▸ **SHORT PROBLEM**: Write out each line that follows exactly as it stands, without the pictures.

▸ **LISTING**:
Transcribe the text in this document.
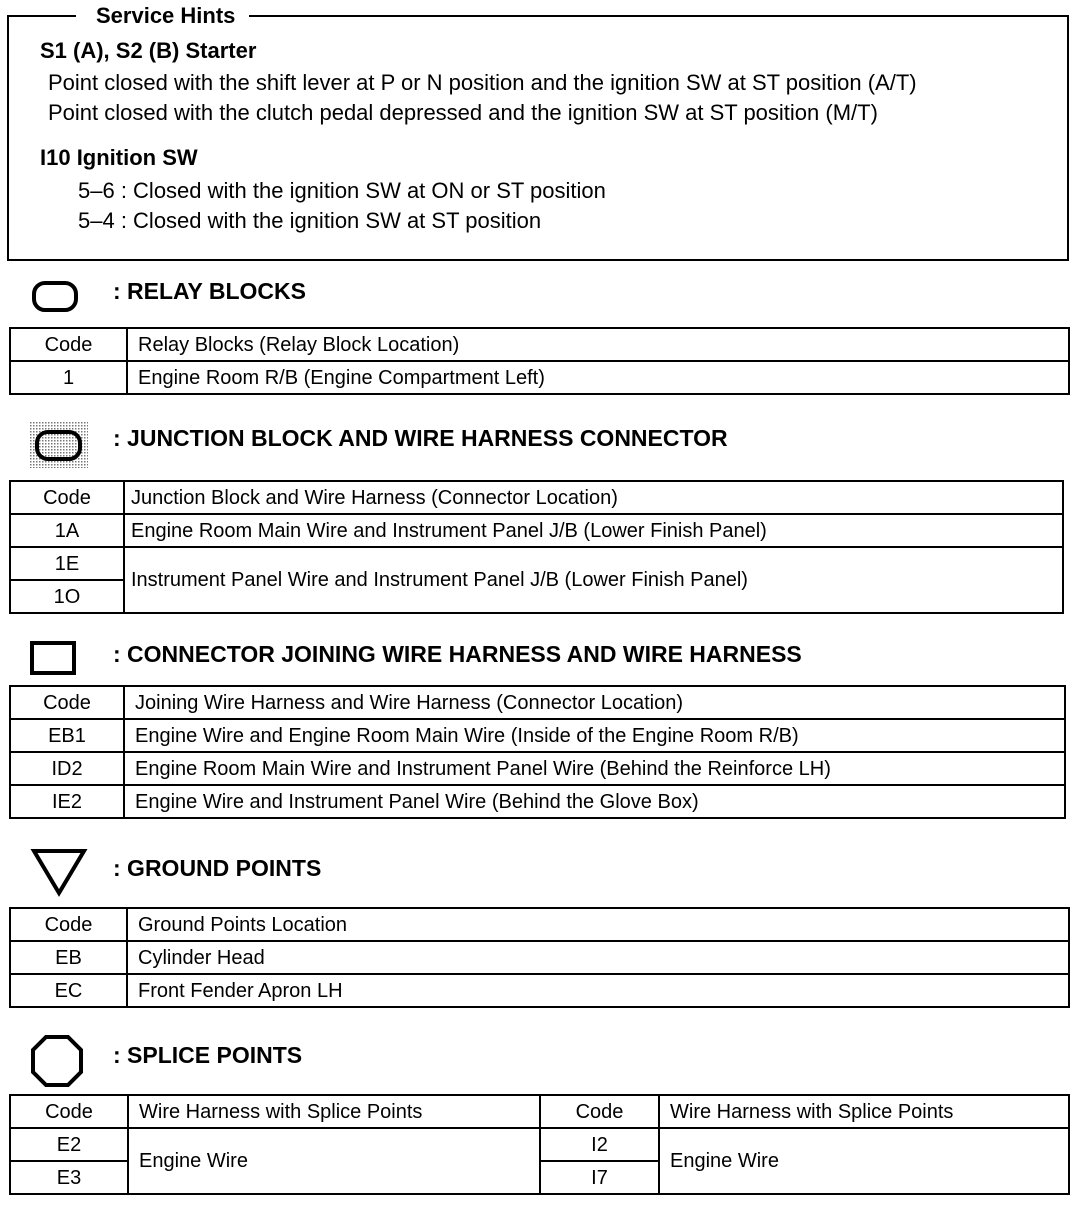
Service Hints
S1 (A), S2 (B) Starter
Point closed with the shift lever at P or N position and the ignition SW at ST position (A/T)
Point closed with the clutch pedal depressed and the ignition SW at ST position (M/T)
I10 Ignition SW
5–6 : Closed with the ignition SW at ON or ST position
5–4 : Closed with the ignition SW at ST position
: RELAY BLOCKS
Code	Relay Blocks (Relay Block Location)
1	Engine Room R/B (Engine Compartment Left)
: JUNCTION BLOCK AND WIRE HARNESS CONNECTOR
Code	Junction Block and Wire Harness (Connector Location)
1A	Engine Room Main Wire and Instrument Panel J/B (Lower Finish Panel)
1E	Instrument Panel Wire and Instrument Panel J/B (Lower Finish Panel)
1O	
: CONNECTOR JOINING WIRE HARNESS AND WIRE HARNESS
Code	Joining Wire Harness and Wire Harness (Connector Location)
EB1	Engine Wire and Engine Room Main Wire (Inside of the Engine Room R/B)
ID2	Engine Room Main Wire and Instrument Panel Wire (Behind the Reinforce LH)
IE2	Engine Wire and Instrument Panel Wire (Behind the Glove Box)
: GROUND POINTS
Code	Ground Points Location
EB	Cylinder Head
EC	Front Fender Apron LH
: SPLICE POINTS
Code	Wire Harness with Splice Points	Code	Wire Harness with Splice Points
E2	Engine Wire	I2	Engine Wire
E3		I7	
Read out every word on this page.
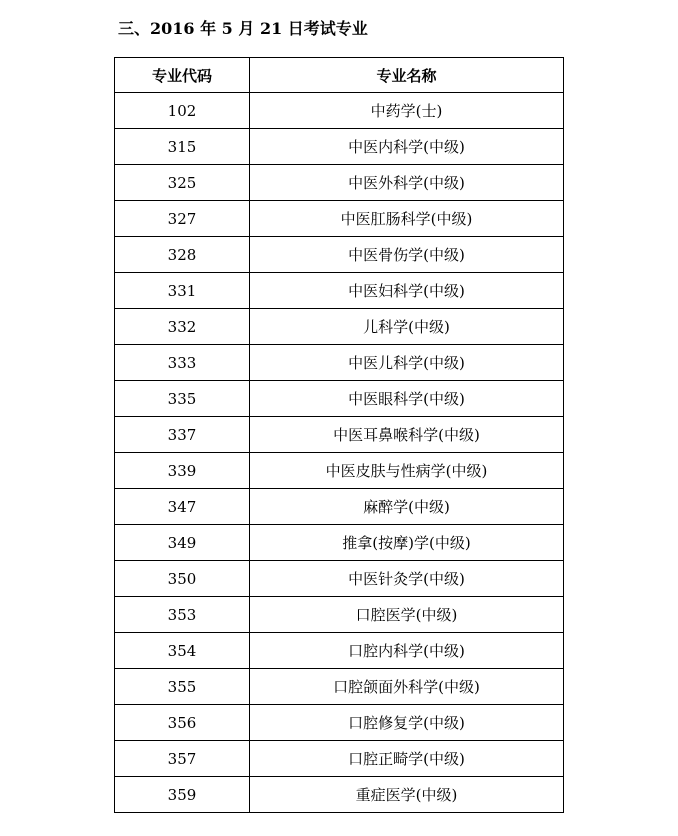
三、2016 年 5 月 21 日考试专业
专业代码	专业名称
102	中药学(士)
315	中医内科学(中级)
325	中医外科学(中级)
327	中医肛肠科学(中级)
328	中医骨伤学(中级)
331	中医妇科学(中级)
332	儿科学(中级)
333	中医儿科学(中级)
335	中医眼科学(中级)
337	中医耳鼻喉科学(中级)
339	中医皮肤与性病学(中级)
347	麻醉学(中级)
349	推拿(按摩)学(中级)
350	中医针灸学(中级)
353	口腔医学(中级)
354	口腔内科学(中级)
355	口腔颌面外科学(中级)
356	口腔修复学(中级)
357	口腔正畸学(中级)
359	重症医学(中级)
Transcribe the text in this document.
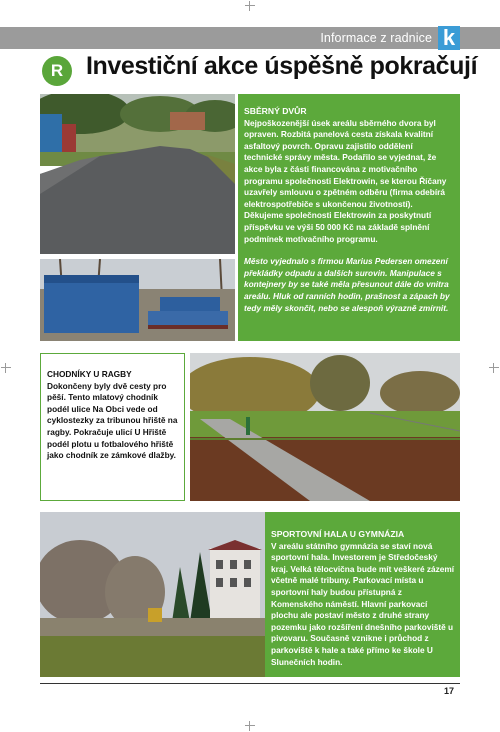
Informace z radnice k
R Investiční akce úspěšně pokračují
SBĚRNÝ DVŮR
Nejpoškozenější úsek areálu sběrného dvora byl opraven. Rozbitá panelová cesta získala kvalitní asfaltový povrch. Opravu zajistilo oddělení technické správy města. Podařilo se vyjednat, že akce byla z části financována z motivačního programu společnosti Elektrowin, se kterou Říčany uzavřely smlouvu o zpětném odběru (firma odebírá elektrospotřebiče s ukončenou životností).
Děkujeme společnosti Elektrowin za poskytnutí příspěvku ve výši 50 000 Kč na základě splnění podmínek motivačního programu.
Město vyjednalo s firmou Marius Pedersen omezení překládky odpadu a dalších surovin. Manipulace s kontejnery by se také měla přesunout dále do vnitra areálu. Hluk od ranních hodin, prašnost a zápach by tedy měly skončit, nebo se alespoň výrazně zmírnit.
CHODNÍKY U RAGBY
Dokončeny byly dvě cesty pro pěší. Tento mlatový chodník podél ulice Na Obci vede od cyklostezky za tribunou hřiště na ragby. Pokračuje ulicí U Hřiště podél plotu u fotbalového hřiště jako chodník ze zámkové dlažby.
SPORTOVNÍ HALA U GYMNÁZIA
V areálu státního gymnázia se staví nová sportovní hala. Investorem je Středočeský kraj. Velká tělocvična bude mít veškeré zázemí včetně malé tribuny. Parkovací místa u sportovní haly budou přístupná z Komenského náměstí. Hlavní parkovací plochu ale postaví město z druhé strany pozemku jako rozšíření dnešního parkoviště u pivovaru. Současně vznikne i průchod z parkoviště k hale a také přímo ke škole U Slunečních hodin.
17
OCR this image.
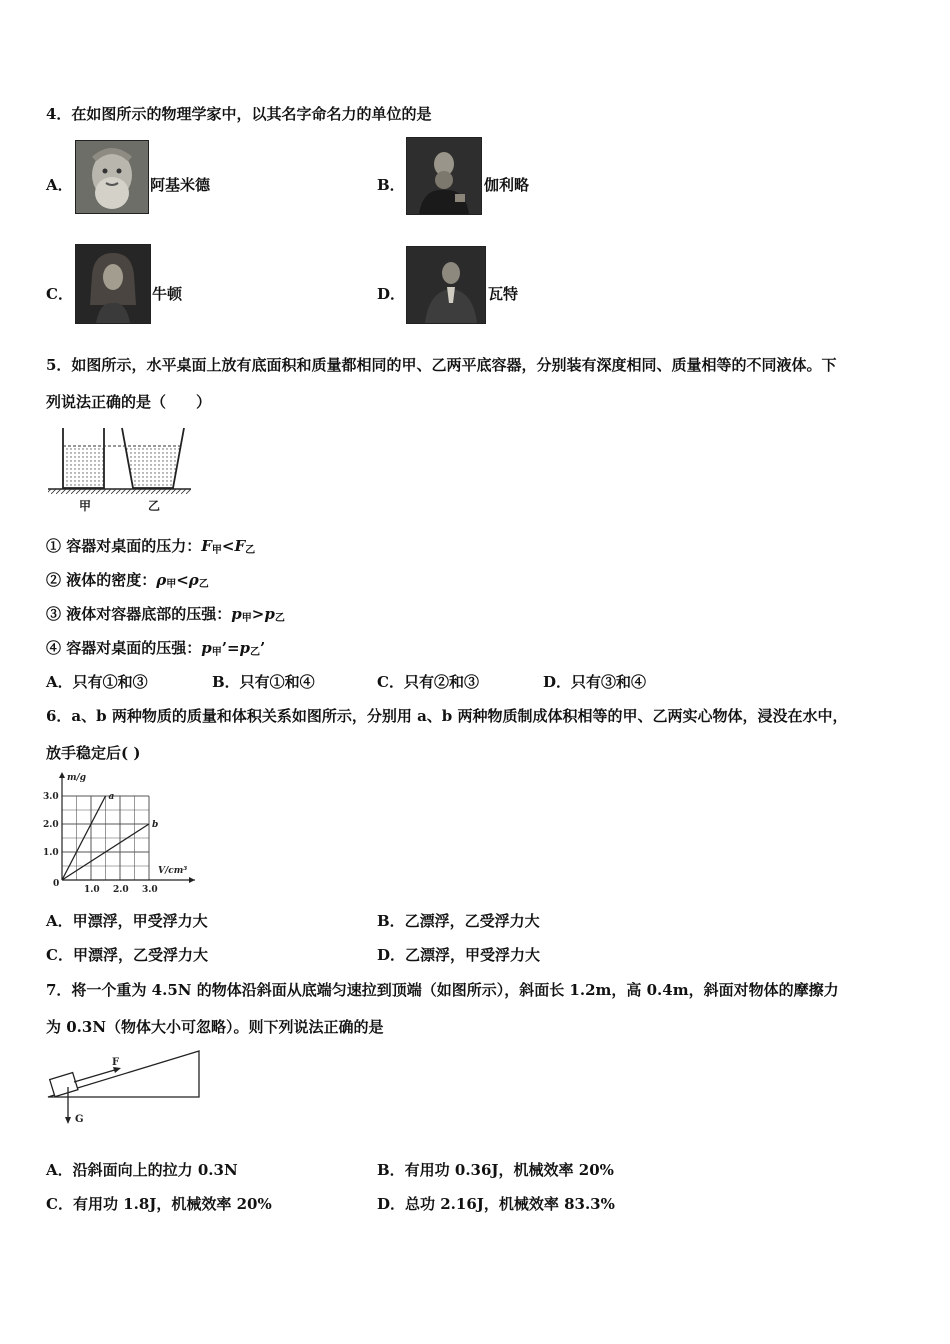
4．在如图所示的物理学家中，以其名字命名力的单位的是
A．	阿基米德	B．	伽利略
C．	牛顿	D．	瓦特
5．如图所示，水平桌面上放有底面积和质量都相同的甲、乙两平底容器，分别装有深度相同、质量相等的不同液体。下
列说法正确的是（　　）
甲	乙
① 容器对桌面的压力：$F_甲<F_乙$
② 液体的密度：$\rho_甲<\rho_乙$
③ 液体对容器底部的压强：$p_甲>p_乙$
④ 容器对桌面的压强：$p_甲’=p_乙$’
A．只有①和③	B．只有①和④	C．只有②和③	D．只有③和④
6．a、b 两种物质的质量和体积关系如图所示，分别用 a、b 两种物质制成体积相等的甲、乙两实心物体，浸没在水中，
放手稳定后( )
1.0 2.0 3.0
1.0
2.0
3.0	a
b
m/g
V/cm³
0
A．甲漂浮，甲受浮力大	B．乙漂浮，乙受浮力大
C．甲漂浮，乙受浮力大	D．乙漂浮，甲受浮力大
7．将一个重为 4.5N 的物体沿斜面从底端匀速拉到顶端（如图所示），斜面长 1.2m，高 0.4m，斜面对物体的摩擦力
为 0.3N（物体大小可忽略）。则下列说法正确的是
F
G
A．沿斜面向上的拉力 0.3N	B．有用功 0.36J，机械效率 20%
C．有用功 1.8J，机械效率 20%	D．总功 2.16J，机械效率 83.3%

▸ **ANSWER TO THE EXERCISE**:
Transcribe the text in this document.
Service Hints
S1 (A), S2 (B) Starter
Point closed with the shift lever at P or N position and the ignition SW at ST position (A/T)
Point closed with the clutch pedal depressed and the ignition SW at ST position (M/T)
I10 Ignition SW
5–6 : Closed with the ignition SW at ON or ST position
5–4 : Closed with the ignition SW at ST position
: RELAY BLOCKS
Code	Relay Blocks (Relay Block Location)
1	Engine Room R/B (Engine Compartment Left)
: JUNCTION BLOCK AND WIRE HARNESS CONNECTOR
Code	Junction Block and Wire Harness (Connector Location)
1A	Engine Room Main Wire and Instrument Panel J/B (Lower Finish Panel)
1E	Instrument Panel Wire and Instrument Panel J/B (Lower Finish Panel)
1O	
: CONNECTOR JOINING WIRE HARNESS AND WIRE HARNESS
Code	Joining Wire Harness and Wire Harness (Connector Location)
EB1	Engine Wire and Engine Room Main Wire (Inside of the Engine Room R/B)
ID2	Engine Room Main Wire and Instrument Panel Wire (Behind the Reinforce LH)
IE2	Engine Wire and Instrument Panel Wire (Behind the Glove Box)
: GROUND POINTS
Code	Ground Points Location
EB	Cylinder Head
EC	Front Fender Apron LH
: SPLICE POINTS
Code	Wire Harness with Splice Points	Code	Wire Harness with Splice Points
E2	Engine Wire	I2	Engine Wire
E3		I7	
Read out every word on this page.
三、2016 年 5 月 21 日考试专业
专业代码	专业名称
102	中药学(士)
315	中医内科学(中级)
325	中医外科学(中级)
327	中医肛肠科学(中级)
328	中医骨伤学(中级)
331	中医妇科学(中级)
332	儿科学(中级)
333	中医儿科学(中级)
335	中医眼科学(中级)
337	中医耳鼻喉科学(中级)
339	中医皮肤与性病学(中级)
347	麻醉学(中级)
349	推拿(按摩)学(中级)
350	中医针灸学(中级)
353	口腔医学(中级)
354	口腔内科学(中级)
355	口腔颌面外科学(中级)
356	口腔修复学(中级)
357	口腔正畸学(中级)
359	重症医学(中级)
Transcribe the text in this document.
Informace z radnice k
R Investiční akce úspěšně pokračují
SBĚRNÝ DVŮR
Nejpoškozenější úsek areálu sběrného dvora byl opraven. Rozbitá panelová cesta získala kvalitní asfaltový povrch. Opravu zajistilo oddělení technické správy města. Podařilo se vyjednat, že akce byla z části financována z motivačního programu společnosti Elektrowin, se kterou Říčany uzavřely smlouvu o zpětném odběru (firma odebírá elektrospotřebiče s ukončenou životností).
Děkujeme společnosti Elektrowin za poskytnutí příspěvku ve výši 50 000 Kč na základě splnění podmínek motivačního programu.
Město vyjednalo s firmou Marius Pedersen omezení překládky odpadu a dalších surovin. Manipulace s kontejnery by se také měla přesunout dále do vnitra areálu. Hluk od ranních hodin, prašnost a zápach by tedy měly skončit, nebo se alespoň výrazně zmírnit.
CHODNÍKY U RAGBY
Dokončeny byly dvě cesty pro pěší. Tento mlatový chodník podél ulice Na Obci vede od cyklostezky za tribunou hřiště na ragby. Pokračuje ulicí U Hřiště podél plotu u fotbalového hřiště jako chodník ze zámkové dlažby.
SPORTOVNÍ HALA U GYMNÁZIA
V areálu státního gymnázia se staví nová sportovní hala. Investorem je Středočeský kraj. Velká tělocvična bude mít veškeré zázemí včetně malé tribuny. Parkovací místa u sportovní haly budou přístupná z Komenského náměstí. Hlavní parkovací plochu ale postaví město z druhé strany pozemku jako rozšíření dnešního parkoviště u pivovaru. Současně vznikne i průchod z parkoviště k hale a také přímo ke škole U Slunečních hodin.
17
OCR this image.
4．在如图所示的物理学家中，以其名字命名力的单位的是
A．	阿基米德	B．	伽利略
C．	牛顿	D．	瓦特
5．如图所示，水平桌面上放有底面积和质量都相同的甲、乙两平底容器，分别装有深度相同、质量相等的不同液体。下
列说法正确的是（　　）
甲	乙
① 容器对桌面的压力：$F_甲<F_乙$
② 液体的密度：$\rho_甲<\rho_乙$
③ 液体对容器底部的压强：$p_甲>p_乙$
④ 容器对桌面的压强：$p_甲’=p_乙$’
A．只有①和③	B．只有①和④	C．只有②和③	D．只有③和④
6．a、b 两种物质的质量和体积关系如图所示，分别用 a、b 两种物质制成体积相等的甲、乙两实心物体，浸没在水中，
放手稳定后( )
1.0 2.0 3.0
1.0
2.0
3.0	a
b
m/g
V/cm³
0
A．甲漂浮，甲受浮力大	B．乙漂浮，乙受浮力大
C．甲漂浮，乙受浮力大	D．乙漂浮，甲受浮力大
7．将一个重为 4.5N 的物体沿斜面从底端匀速拉到顶端（如图所示），斜面长 1.2m，高 0.4m，斜面对物体的摩擦力
为 0.3N（物体大小可忽略）。则下列说法正确的是
F
G
A．沿斜面向上的拉力 0.3N	B．有用功 0.36J，机械效率 20%
C．有用功 1.8J，机械效率 20%	D．总功 2.16J，机械效率 83.3%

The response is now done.